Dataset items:
....
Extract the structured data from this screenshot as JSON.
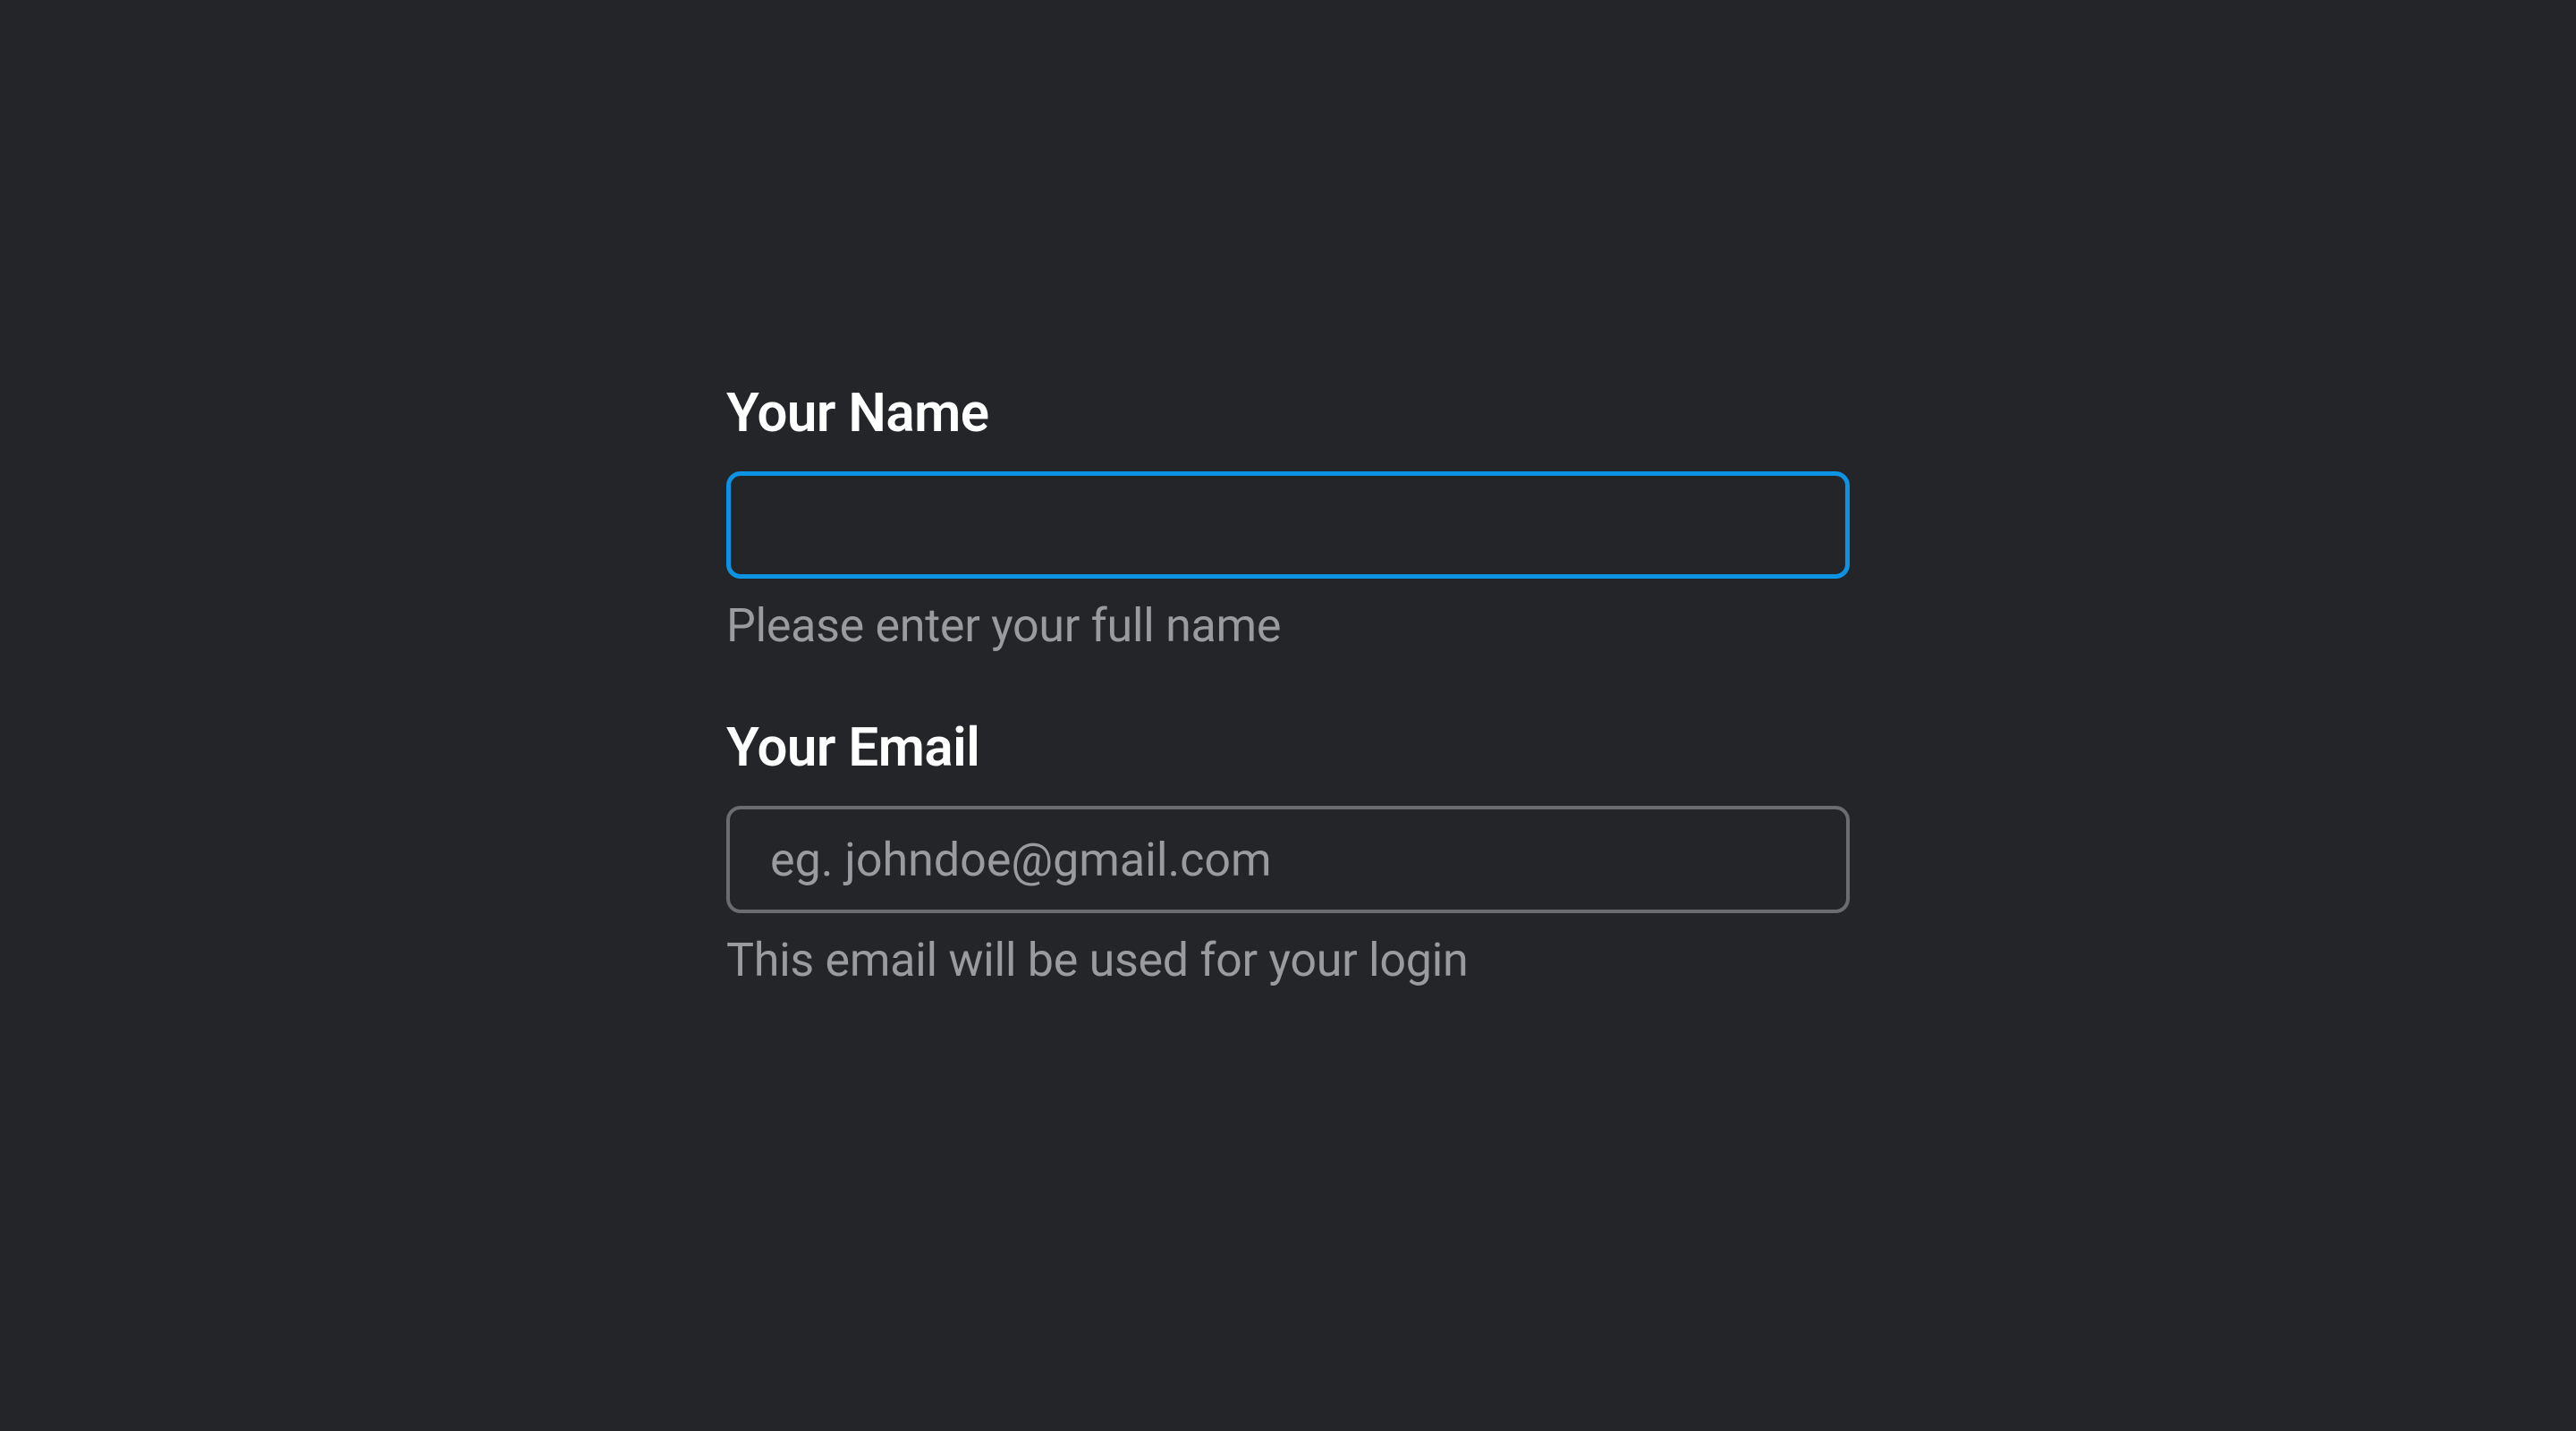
{
  "form": {
    "name": {
      "label": "Your Name",
      "value": "",
      "placeholder": "",
      "help": "Please enter your full name"
    },
    "email": {
      "label": "Your Email",
      "value": "",
      "placeholder": "eg. johndoe@gmail.com",
      "help": "This email will be used for your login"
    }
  }
}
....
Problem details: Make an exact copy of the data, leaving its pictures out.

Output for this exercise:
Extract the structured data from this screenshot as JSON.
{
  "form": {
    "name": {
      "label": "Your Name",
      "value": "",
      "placeholder": "",
      "help": "Please enter your full name"
    },
    "email": {
      "label": "Your Email",
      "value": "",
      "placeholder": "eg. johndoe@gmail.com",
      "help": "This email will be used for your login"
    }
  }
}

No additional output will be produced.